• **Stated exercise**:
Search the data below for the word "Dokumenty" and copy each line that holds it.

• **Excerpted data**:
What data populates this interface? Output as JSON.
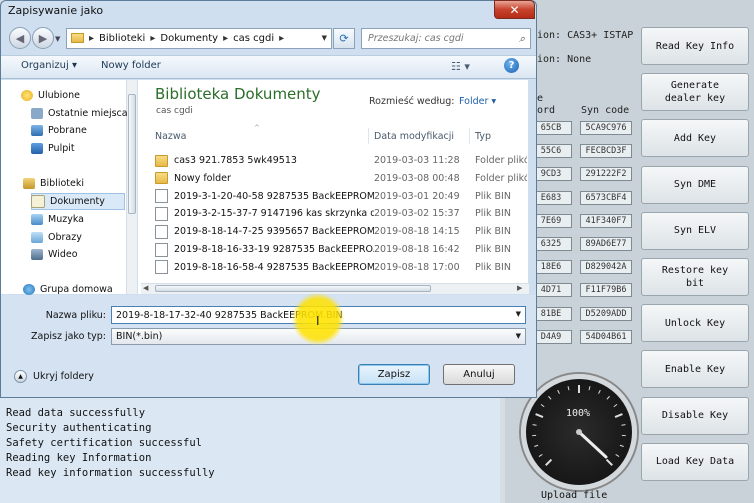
{
  "dialog": {
    "title": "Zapisywanie jako",
    "close_symbol": "✕",
    "address": [
      "Biblioteki",
      "Dokumenty",
      "cas cgdi"
    ],
    "search_placeholder": "Przeszukaj: cas cgdi",
    "toolbar": {
      "organize": "Organizuj ▾",
      "new_folder": "Nowy folder"
    },
    "nav": {
      "favorites": "Ulubione",
      "items_fav": [
        "Ostatnie miejsca",
        "Pobrane",
        "Pulpit"
      ],
      "libraries": "Biblioteki",
      "items_lib": [
        "Dokumenty",
        "Muzyka",
        "Obrazy",
        "Wideo"
      ],
      "homegroup": "Grupa domowa"
    },
    "library": {
      "title": "Biblioteka Dokumenty",
      "subtitle": "cas cgdi",
      "arrange_label": "Rozmieść według:",
      "arrange_value": "Folder ▾"
    },
    "columns": {
      "name": "Nazwa",
      "date": "Data modyfikacji",
      "type": "Typ"
    },
    "files": [
      {
        "name": "cas3 921.7853 5wk49513",
        "date": "2019-03-03 11:28",
        "type": "Folder plików",
        "kind": "folder"
      },
      {
        "name": "Nowy folder",
        "date": "2019-03-08 00:48",
        "type": "Folder plików",
        "kind": "folder"
      },
      {
        "name": "2019-3-1-20-40-58 9287535 BackEEPROM.BIN",
        "date": "2019-03-01 20:49",
        "type": "Plik BIN",
        "kind": "file"
      },
      {
        "name": "2019-3-2-15-37-7 9147196  kas skrzynka d...",
        "date": "2019-03-02 15:37",
        "type": "Plik BIN",
        "kind": "file"
      },
      {
        "name": "2019-8-18-14-7-25 9395657 BackEEPROM.BIN",
        "date": "2019-08-18 14:15",
        "type": "Plik BIN",
        "kind": "file"
      },
      {
        "name": "2019-8-18-16-33-19 9287535 BackEEPRO...",
        "date": "2019-08-18 16:42",
        "type": "Plik BIN",
        "kind": "file"
      },
      {
        "name": "2019-8-18-16-58-4 9287535 BackEEPROM...",
        "date": "2019-08-18 17:00",
        "type": "Plik BIN",
        "kind": "file"
      }
    ],
    "filename_label": "Nazwa pliku:",
    "filename_value": "2019-8-18-17-32-40 9287535 BackEEPROM.BIN",
    "filetype_label": "Zapisz jako typ:",
    "filetype_value": "BIN(*.bin)",
    "hide_folders": "Ukryj foldery",
    "save": "Zapisz",
    "cancel": "Anuluj"
  },
  "app": {
    "info_line1": "ion: CAS3+ ISTAP",
    "info_line2": "ion: None",
    "col_label_1": "e",
    "col_label_2": "ord",
    "col_label_3": "Syn code",
    "codes_left": [
      "65CB",
      "55C6",
      "9CD3",
      "E683",
      "7E69",
      "6325",
      "18E6",
      "4D71",
      "81BE",
      "D4A9"
    ],
    "codes_right": [
      "5CA9C976",
      "FECBCD3F",
      "291222F2",
      "6573CBF4",
      "41F340F7",
      "89AD6E77",
      "D829042A",
      "F11F79B6",
      "D5209ADD",
      "54D04B61"
    ],
    "buttons": [
      "Read Key Info",
      "Generate\ndealer key",
      "Add Key",
      "Syn DME",
      "Syn ELV",
      "Restore key\nbit",
      "Unlock Key",
      "Enable Key",
      "Disable Key",
      "Load Key Data"
    ],
    "gauge_percent": "100%",
    "upload_label": "Upload file",
    "log": [
      "Read data successfully",
      "Security authenticating",
      "Safety certification successful",
      "Reading key Information",
      "Read key information successfully"
    ]
  },
  "icons": [
    "folder-icon",
    "back-arrow-icon",
    "forward-arrow-icon",
    "refresh-icon",
    "search-icon",
    "view-icon",
    "help-icon",
    "star-icon",
    "library-icon",
    "homegroup-icon",
    "chevron-down-icon"
  ]
}
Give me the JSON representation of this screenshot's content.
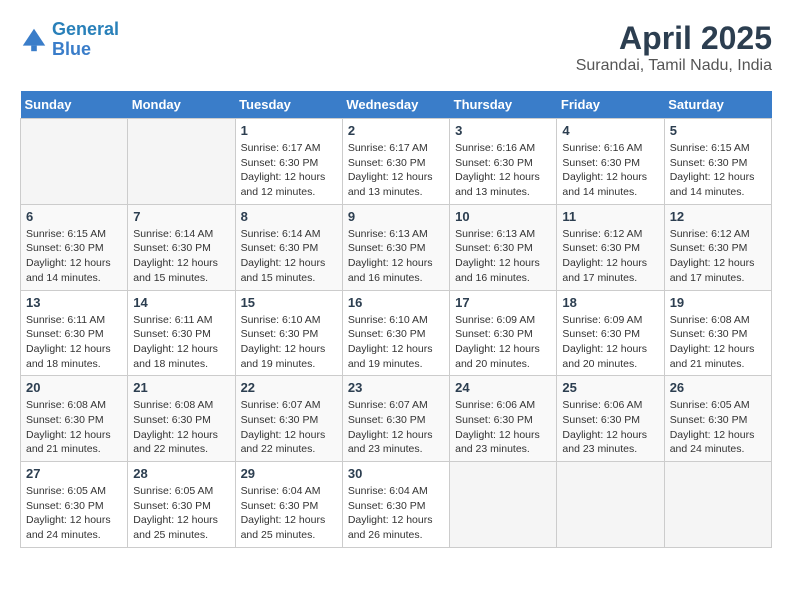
{
  "header": {
    "logo_line1": "General",
    "logo_line2": "Blue",
    "title": "April 2025",
    "subtitle": "Surandai, Tamil Nadu, India"
  },
  "weekdays": [
    "Sunday",
    "Monday",
    "Tuesday",
    "Wednesday",
    "Thursday",
    "Friday",
    "Saturday"
  ],
  "weeks": [
    [
      {
        "num": "",
        "info": ""
      },
      {
        "num": "",
        "info": ""
      },
      {
        "num": "1",
        "info": "Sunrise: 6:17 AM\nSunset: 6:30 PM\nDaylight: 12 hours\nand 12 minutes."
      },
      {
        "num": "2",
        "info": "Sunrise: 6:17 AM\nSunset: 6:30 PM\nDaylight: 12 hours\nand 13 minutes."
      },
      {
        "num": "3",
        "info": "Sunrise: 6:16 AM\nSunset: 6:30 PM\nDaylight: 12 hours\nand 13 minutes."
      },
      {
        "num": "4",
        "info": "Sunrise: 6:16 AM\nSunset: 6:30 PM\nDaylight: 12 hours\nand 14 minutes."
      },
      {
        "num": "5",
        "info": "Sunrise: 6:15 AM\nSunset: 6:30 PM\nDaylight: 12 hours\nand 14 minutes."
      }
    ],
    [
      {
        "num": "6",
        "info": "Sunrise: 6:15 AM\nSunset: 6:30 PM\nDaylight: 12 hours\nand 14 minutes."
      },
      {
        "num": "7",
        "info": "Sunrise: 6:14 AM\nSunset: 6:30 PM\nDaylight: 12 hours\nand 15 minutes."
      },
      {
        "num": "8",
        "info": "Sunrise: 6:14 AM\nSunset: 6:30 PM\nDaylight: 12 hours\nand 15 minutes."
      },
      {
        "num": "9",
        "info": "Sunrise: 6:13 AM\nSunset: 6:30 PM\nDaylight: 12 hours\nand 16 minutes."
      },
      {
        "num": "10",
        "info": "Sunrise: 6:13 AM\nSunset: 6:30 PM\nDaylight: 12 hours\nand 16 minutes."
      },
      {
        "num": "11",
        "info": "Sunrise: 6:12 AM\nSunset: 6:30 PM\nDaylight: 12 hours\nand 17 minutes."
      },
      {
        "num": "12",
        "info": "Sunrise: 6:12 AM\nSunset: 6:30 PM\nDaylight: 12 hours\nand 17 minutes."
      }
    ],
    [
      {
        "num": "13",
        "info": "Sunrise: 6:11 AM\nSunset: 6:30 PM\nDaylight: 12 hours\nand 18 minutes."
      },
      {
        "num": "14",
        "info": "Sunrise: 6:11 AM\nSunset: 6:30 PM\nDaylight: 12 hours\nand 18 minutes."
      },
      {
        "num": "15",
        "info": "Sunrise: 6:10 AM\nSunset: 6:30 PM\nDaylight: 12 hours\nand 19 minutes."
      },
      {
        "num": "16",
        "info": "Sunrise: 6:10 AM\nSunset: 6:30 PM\nDaylight: 12 hours\nand 19 minutes."
      },
      {
        "num": "17",
        "info": "Sunrise: 6:09 AM\nSunset: 6:30 PM\nDaylight: 12 hours\nand 20 minutes."
      },
      {
        "num": "18",
        "info": "Sunrise: 6:09 AM\nSunset: 6:30 PM\nDaylight: 12 hours\nand 20 minutes."
      },
      {
        "num": "19",
        "info": "Sunrise: 6:08 AM\nSunset: 6:30 PM\nDaylight: 12 hours\nand 21 minutes."
      }
    ],
    [
      {
        "num": "20",
        "info": "Sunrise: 6:08 AM\nSunset: 6:30 PM\nDaylight: 12 hours\nand 21 minutes."
      },
      {
        "num": "21",
        "info": "Sunrise: 6:08 AM\nSunset: 6:30 PM\nDaylight: 12 hours\nand 22 minutes."
      },
      {
        "num": "22",
        "info": "Sunrise: 6:07 AM\nSunset: 6:30 PM\nDaylight: 12 hours\nand 22 minutes."
      },
      {
        "num": "23",
        "info": "Sunrise: 6:07 AM\nSunset: 6:30 PM\nDaylight: 12 hours\nand 23 minutes."
      },
      {
        "num": "24",
        "info": "Sunrise: 6:06 AM\nSunset: 6:30 PM\nDaylight: 12 hours\nand 23 minutes."
      },
      {
        "num": "25",
        "info": "Sunrise: 6:06 AM\nSunset: 6:30 PM\nDaylight: 12 hours\nand 23 minutes."
      },
      {
        "num": "26",
        "info": "Sunrise: 6:05 AM\nSunset: 6:30 PM\nDaylight: 12 hours\nand 24 minutes."
      }
    ],
    [
      {
        "num": "27",
        "info": "Sunrise: 6:05 AM\nSunset: 6:30 PM\nDaylight: 12 hours\nand 24 minutes."
      },
      {
        "num": "28",
        "info": "Sunrise: 6:05 AM\nSunset: 6:30 PM\nDaylight: 12 hours\nand 25 minutes."
      },
      {
        "num": "29",
        "info": "Sunrise: 6:04 AM\nSunset: 6:30 PM\nDaylight: 12 hours\nand 25 minutes."
      },
      {
        "num": "30",
        "info": "Sunrise: 6:04 AM\nSunset: 6:30 PM\nDaylight: 12 hours\nand 26 minutes."
      },
      {
        "num": "",
        "info": ""
      },
      {
        "num": "",
        "info": ""
      },
      {
        "num": "",
        "info": ""
      }
    ]
  ]
}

• **Output of the task**:
      "Dokumenty",
        "Dokumenty",
      "title": "Biblioteka Dokumenty",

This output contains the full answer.